> What needs to be done: Gather every line holding the string "persist".

====== Data provided

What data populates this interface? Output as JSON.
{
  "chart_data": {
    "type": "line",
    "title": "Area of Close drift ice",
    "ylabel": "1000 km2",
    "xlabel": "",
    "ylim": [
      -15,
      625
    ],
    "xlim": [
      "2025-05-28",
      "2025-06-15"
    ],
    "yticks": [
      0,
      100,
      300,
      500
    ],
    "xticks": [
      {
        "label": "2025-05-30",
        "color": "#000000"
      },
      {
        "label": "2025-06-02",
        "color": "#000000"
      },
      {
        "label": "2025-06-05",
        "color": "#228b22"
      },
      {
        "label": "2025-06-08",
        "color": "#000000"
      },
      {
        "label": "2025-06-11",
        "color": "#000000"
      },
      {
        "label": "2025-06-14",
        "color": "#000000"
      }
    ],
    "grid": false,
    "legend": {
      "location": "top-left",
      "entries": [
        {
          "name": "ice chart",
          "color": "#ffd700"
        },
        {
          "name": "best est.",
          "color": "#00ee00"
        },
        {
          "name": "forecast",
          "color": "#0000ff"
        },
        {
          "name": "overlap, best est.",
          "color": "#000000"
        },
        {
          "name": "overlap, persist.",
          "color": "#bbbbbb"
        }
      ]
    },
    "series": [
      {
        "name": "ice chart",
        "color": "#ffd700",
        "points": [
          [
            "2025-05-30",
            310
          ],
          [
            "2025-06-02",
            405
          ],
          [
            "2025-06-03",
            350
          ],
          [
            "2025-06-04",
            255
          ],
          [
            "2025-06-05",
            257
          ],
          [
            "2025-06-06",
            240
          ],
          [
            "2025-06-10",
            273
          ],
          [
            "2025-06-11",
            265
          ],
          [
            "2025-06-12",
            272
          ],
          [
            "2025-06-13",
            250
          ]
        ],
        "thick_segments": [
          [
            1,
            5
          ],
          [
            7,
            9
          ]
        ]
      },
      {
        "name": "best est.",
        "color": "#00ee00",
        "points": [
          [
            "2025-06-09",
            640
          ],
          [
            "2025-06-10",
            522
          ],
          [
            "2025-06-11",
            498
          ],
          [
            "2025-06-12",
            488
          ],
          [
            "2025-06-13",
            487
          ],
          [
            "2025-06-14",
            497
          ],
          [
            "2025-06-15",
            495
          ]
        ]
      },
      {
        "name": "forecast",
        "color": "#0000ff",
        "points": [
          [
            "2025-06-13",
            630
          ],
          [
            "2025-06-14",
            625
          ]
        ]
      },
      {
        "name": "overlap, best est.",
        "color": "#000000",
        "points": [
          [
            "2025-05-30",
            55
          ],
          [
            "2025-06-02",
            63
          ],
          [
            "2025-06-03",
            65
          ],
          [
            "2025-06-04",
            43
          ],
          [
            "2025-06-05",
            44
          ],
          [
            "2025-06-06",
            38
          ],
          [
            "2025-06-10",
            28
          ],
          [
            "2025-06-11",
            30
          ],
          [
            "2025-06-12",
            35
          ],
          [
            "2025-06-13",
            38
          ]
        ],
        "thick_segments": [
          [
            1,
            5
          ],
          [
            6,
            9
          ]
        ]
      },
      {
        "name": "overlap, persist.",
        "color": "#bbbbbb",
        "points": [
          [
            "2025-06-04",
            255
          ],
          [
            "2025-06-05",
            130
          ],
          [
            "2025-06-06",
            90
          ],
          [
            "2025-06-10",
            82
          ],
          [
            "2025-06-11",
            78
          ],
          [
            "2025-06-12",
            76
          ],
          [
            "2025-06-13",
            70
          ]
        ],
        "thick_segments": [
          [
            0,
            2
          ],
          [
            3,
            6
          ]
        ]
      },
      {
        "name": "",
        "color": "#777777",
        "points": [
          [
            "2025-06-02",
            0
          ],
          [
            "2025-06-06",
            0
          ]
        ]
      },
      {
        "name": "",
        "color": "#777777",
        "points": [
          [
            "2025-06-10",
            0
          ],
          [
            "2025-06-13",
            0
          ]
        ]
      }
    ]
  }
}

============

> Full response:
          "name": "overlap, persist.",
        "name": "overlap, persist.",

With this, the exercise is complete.